## begin Data for the task

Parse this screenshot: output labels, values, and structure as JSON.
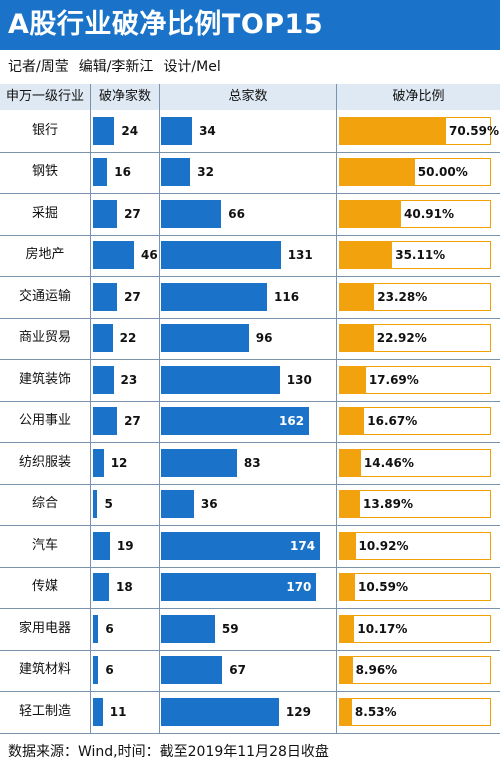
{
  "title": "A股行业破净比例TOP15",
  "credits": {
    "reporter": "记者/周莹",
    "editor": "编辑/李新江",
    "designer": "设计/Mel"
  },
  "headers": {
    "industry": "申万一级行业",
    "count": "破净家数",
    "total": "总家数",
    "ratio": "破净比例"
  },
  "footer": "数据来源：Wind,时间：截至2019年11月28日收盘",
  "colors": {
    "title_bg": "#1a73c9",
    "blue_bar": "#1a73c9",
    "orange_bar": "#f2a20c",
    "header_bg": "#dfe9f3"
  },
  "chart_data": {
    "type": "bar",
    "categories": [
      "银行",
      "钢铁",
      "采掘",
      "房地产",
      "交通运输",
      "商业贸易",
      "建筑装饰",
      "公用事业",
      "纺织服装",
      "综合",
      "汽车",
      "传媒",
      "家用电器",
      "建筑材料",
      "轻工制造"
    ],
    "series": [
      {
        "name": "破净家数",
        "values": [
          24,
          16,
          27,
          46,
          27,
          22,
          23,
          27,
          12,
          5,
          19,
          18,
          6,
          6,
          11
        ]
      },
      {
        "name": "总家数",
        "values": [
          34,
          32,
          66,
          131,
          116,
          96,
          130,
          162,
          83,
          36,
          174,
          170,
          59,
          67,
          129
        ]
      },
      {
        "name": "破净比例",
        "values": [
          70.59,
          50.0,
          40.91,
          35.11,
          23.28,
          22.92,
          17.69,
          16.67,
          14.46,
          13.89,
          10.92,
          10.59,
          10.17,
          8.96,
          8.53
        ]
      }
    ],
    "ratio_labels": [
      "70.59%",
      "50.00%",
      "40.91%",
      "35.11%",
      "23.28%",
      "22.92%",
      "17.69%",
      "16.67%",
      "14.46%",
      "13.89%",
      "10.92%",
      "10.59%",
      "10.17%",
      "8.96%",
      "8.53%"
    ]
  }
}
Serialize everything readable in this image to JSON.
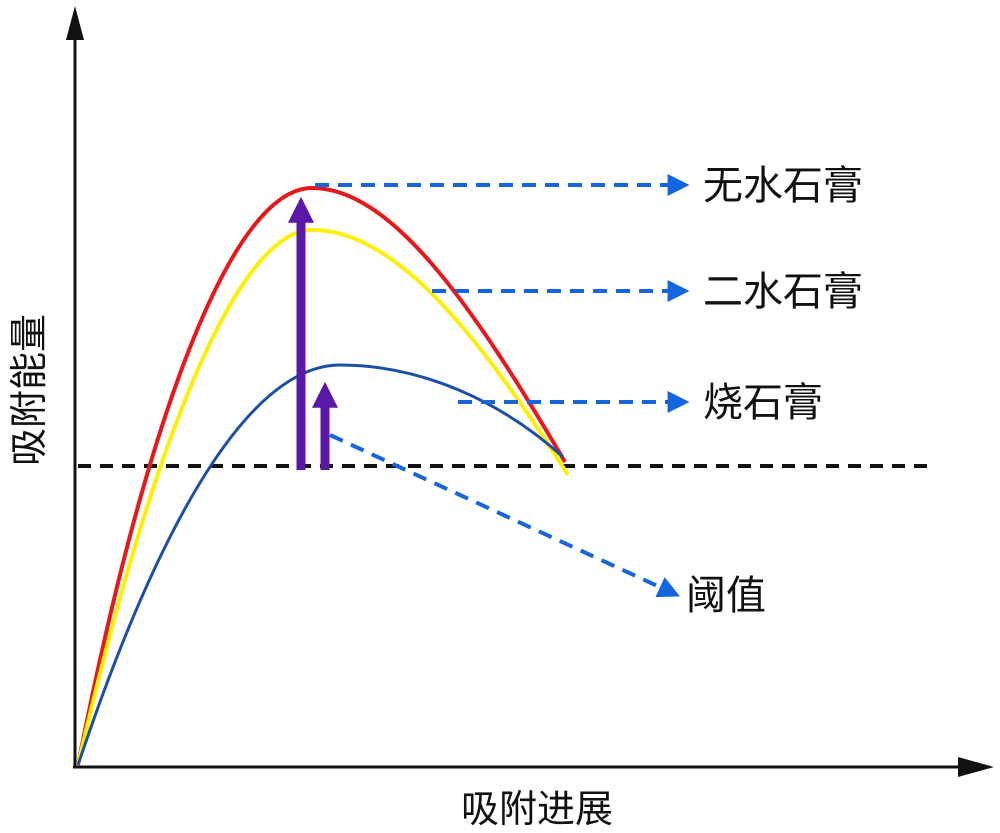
{
  "axes": {
    "x_label": "吸附进展",
    "y_label": "吸附能量"
  },
  "curves": [
    {
      "name": "无水石膏",
      "color": "#e8171c"
    },
    {
      "name": "二水石膏",
      "color": "#ffef00"
    },
    {
      "name": "烧石膏",
      "color": "#1c4fa8"
    }
  ],
  "threshold": {
    "label": "阈值",
    "color": "#111111"
  },
  "colors": {
    "annotation_arrow": "#1565e0",
    "energy_arrow": "#5a17a8",
    "axis": "#111111"
  }
}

## end Data for the task

Objective: Write out exactly, and nothing more than, the lines of the entries above from the line containing "Serialize everything readable" through the final line; omit any pictures.

Worked solution:
Serialize everything readable in this image to JSON.
{
  "axes": {
    "x_label": "吸附进展",
    "y_label": "吸附能量"
  },
  "curves": [
    {
      "name": "无水石膏",
      "color": "#e8171c"
    },
    {
      "name": "二水石膏",
      "color": "#ffef00"
    },
    {
      "name": "烧石膏",
      "color": "#1c4fa8"
    }
  ],
  "threshold": {
    "label": "阈值",
    "color": "#111111"
  },
  "colors": {
    "annotation_arrow": "#1565e0",
    "energy_arrow": "#5a17a8",
    "axis": "#111111"
  }
}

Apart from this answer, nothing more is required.